__Exercise instructions__
1 – Duplicate the passage from the data models notes from "## Relational Model" up to and including "games, SASP, etc.".
2 – Go on with the notes on data models and query languages from the point where they stop.

:: Document segment

# Designing Data-Intensive Applications Notes
# Chapter 2: Data Models and Query Languages

> The limits of my language mean the limits of my world.
—Ludwig Wittgenstein

* Clean data models hide the complexity of the layers below it
* There are many types of data models as they are specific to each application
    * All will have their pros / cons associated with them
    
## Relational Model vs. Document Model
* SQL:
    * Best known data model today
    * Data is organized into ***relations***
        * AKA tables
    * Relations are composed of ***tuples***
        * AKA rows
* History of the Relational Model
    * Created originally in the 1970's
    * Was originally created for business data processing
        * Now is used for many facets of society:
            * ecommerce, games, SASP, etc.
    * Primary Alternatives:
        * Network Model
        * Hierarchical Mdoel
        * Object Databases

### NoSQL
* NoSQL: *Not Only* SQL
* Reasons for NoSQL:
    * Need for greater scalability for large datasets or high write throughput
    * Preference for free / open source software
    * Specialized query operations 
    * Ability for more dynamic and expressive data models
* Polyglot Persistence:
    * Knowing / using several technologies 
* Different applications having different requirements!

::::
:: Data excerpts

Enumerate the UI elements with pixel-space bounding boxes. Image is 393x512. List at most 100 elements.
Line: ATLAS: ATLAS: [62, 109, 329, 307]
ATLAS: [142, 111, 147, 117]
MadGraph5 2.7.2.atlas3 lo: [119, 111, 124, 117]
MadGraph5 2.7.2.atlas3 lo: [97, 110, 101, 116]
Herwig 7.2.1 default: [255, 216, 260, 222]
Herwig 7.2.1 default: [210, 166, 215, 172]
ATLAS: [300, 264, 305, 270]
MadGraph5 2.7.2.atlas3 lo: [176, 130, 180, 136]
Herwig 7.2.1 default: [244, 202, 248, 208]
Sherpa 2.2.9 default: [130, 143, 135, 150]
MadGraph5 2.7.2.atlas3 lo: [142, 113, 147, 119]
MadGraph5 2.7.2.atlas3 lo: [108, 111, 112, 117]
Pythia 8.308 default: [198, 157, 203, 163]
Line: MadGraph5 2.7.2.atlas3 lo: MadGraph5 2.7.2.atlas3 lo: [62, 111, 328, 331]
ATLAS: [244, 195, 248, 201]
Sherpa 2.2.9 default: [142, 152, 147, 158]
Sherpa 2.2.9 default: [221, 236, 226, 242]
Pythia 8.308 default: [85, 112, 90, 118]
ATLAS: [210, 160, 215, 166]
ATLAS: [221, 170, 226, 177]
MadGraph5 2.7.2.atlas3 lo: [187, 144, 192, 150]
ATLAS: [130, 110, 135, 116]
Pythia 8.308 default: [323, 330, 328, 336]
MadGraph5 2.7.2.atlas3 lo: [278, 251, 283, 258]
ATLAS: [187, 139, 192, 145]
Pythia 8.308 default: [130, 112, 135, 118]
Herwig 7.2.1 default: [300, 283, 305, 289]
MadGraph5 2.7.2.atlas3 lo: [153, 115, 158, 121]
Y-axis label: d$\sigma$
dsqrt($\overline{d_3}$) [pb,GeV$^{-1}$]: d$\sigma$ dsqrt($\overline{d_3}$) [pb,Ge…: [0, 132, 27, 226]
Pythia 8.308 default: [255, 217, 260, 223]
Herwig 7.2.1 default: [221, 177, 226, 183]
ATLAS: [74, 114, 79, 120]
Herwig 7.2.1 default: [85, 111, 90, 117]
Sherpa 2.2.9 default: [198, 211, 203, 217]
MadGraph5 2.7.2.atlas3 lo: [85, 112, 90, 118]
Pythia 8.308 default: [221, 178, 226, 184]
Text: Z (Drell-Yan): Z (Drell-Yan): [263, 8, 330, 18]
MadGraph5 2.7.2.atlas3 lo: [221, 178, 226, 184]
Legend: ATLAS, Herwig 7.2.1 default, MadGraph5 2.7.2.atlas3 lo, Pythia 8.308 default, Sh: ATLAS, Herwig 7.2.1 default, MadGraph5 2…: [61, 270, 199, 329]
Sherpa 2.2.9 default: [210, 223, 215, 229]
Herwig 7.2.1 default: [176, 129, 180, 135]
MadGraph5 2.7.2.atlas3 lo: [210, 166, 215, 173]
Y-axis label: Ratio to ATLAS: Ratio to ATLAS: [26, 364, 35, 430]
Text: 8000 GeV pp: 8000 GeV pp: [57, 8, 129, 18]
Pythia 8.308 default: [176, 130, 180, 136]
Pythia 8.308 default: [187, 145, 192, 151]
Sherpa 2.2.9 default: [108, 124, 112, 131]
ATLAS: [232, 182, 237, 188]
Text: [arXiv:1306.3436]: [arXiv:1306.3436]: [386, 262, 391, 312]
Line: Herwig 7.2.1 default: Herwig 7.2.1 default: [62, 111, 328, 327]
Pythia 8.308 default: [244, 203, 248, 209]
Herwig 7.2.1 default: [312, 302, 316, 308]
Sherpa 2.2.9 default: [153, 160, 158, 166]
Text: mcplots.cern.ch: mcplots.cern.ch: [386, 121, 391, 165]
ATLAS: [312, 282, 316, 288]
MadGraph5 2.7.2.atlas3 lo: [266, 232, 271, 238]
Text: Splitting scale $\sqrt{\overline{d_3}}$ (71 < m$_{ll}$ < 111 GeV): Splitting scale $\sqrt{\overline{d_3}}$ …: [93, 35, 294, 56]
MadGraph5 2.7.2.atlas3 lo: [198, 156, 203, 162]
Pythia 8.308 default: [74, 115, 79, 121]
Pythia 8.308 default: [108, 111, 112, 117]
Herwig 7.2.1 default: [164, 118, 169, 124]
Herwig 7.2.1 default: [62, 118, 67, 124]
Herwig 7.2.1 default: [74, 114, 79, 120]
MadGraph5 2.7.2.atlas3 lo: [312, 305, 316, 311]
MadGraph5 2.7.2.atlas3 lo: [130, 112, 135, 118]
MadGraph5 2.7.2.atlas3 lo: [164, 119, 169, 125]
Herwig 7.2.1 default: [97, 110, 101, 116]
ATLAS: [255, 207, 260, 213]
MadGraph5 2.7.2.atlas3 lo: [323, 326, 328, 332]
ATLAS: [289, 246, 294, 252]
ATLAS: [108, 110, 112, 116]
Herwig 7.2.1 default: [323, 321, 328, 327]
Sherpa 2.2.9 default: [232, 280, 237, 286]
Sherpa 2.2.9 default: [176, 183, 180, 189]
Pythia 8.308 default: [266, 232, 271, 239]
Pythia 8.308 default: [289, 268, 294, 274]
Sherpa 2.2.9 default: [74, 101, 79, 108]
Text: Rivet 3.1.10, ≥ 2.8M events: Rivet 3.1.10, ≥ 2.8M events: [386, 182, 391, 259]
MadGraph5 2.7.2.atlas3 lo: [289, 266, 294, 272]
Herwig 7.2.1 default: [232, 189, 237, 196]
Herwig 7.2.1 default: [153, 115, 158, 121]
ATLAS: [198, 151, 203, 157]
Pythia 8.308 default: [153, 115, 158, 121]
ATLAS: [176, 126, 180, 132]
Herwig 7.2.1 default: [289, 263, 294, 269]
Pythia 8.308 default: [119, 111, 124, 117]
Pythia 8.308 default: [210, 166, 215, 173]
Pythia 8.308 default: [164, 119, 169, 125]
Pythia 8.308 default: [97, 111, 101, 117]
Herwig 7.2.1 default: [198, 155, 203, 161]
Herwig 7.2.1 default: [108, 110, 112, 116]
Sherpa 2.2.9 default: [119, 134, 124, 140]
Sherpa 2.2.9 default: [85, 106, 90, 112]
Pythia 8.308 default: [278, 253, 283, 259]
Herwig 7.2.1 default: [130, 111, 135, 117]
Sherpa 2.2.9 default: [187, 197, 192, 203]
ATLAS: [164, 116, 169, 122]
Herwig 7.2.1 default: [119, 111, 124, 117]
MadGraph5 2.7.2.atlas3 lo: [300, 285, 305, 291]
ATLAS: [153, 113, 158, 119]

::::

__Answers by task__
1 –
## Relational Model vs. Document Model
* SQL:
    * Best known data model today
    * Data is organized into ***relations***
        * AKA tables
    * Relations are composed of ***tuples***
        * AKA rows
* History of the Relational Model
    * Created originally in the 1970's
    * Was originally created for business data processing
        * Now is used for many facets of society:
            * ecommerce, games, SASP, etc.

2 –
---

### Object-Relational Mismatch
* If data is stored in relational tables, there has to be a translation betweeen the objects in the code and the database model!
    * Impedance mismatch:
        * When electric circuits have a certain resistance to AC power on inputs / outputs. If the output / input of two connections have the same resistance, then the power transfer is maximized else its 'mismatched'.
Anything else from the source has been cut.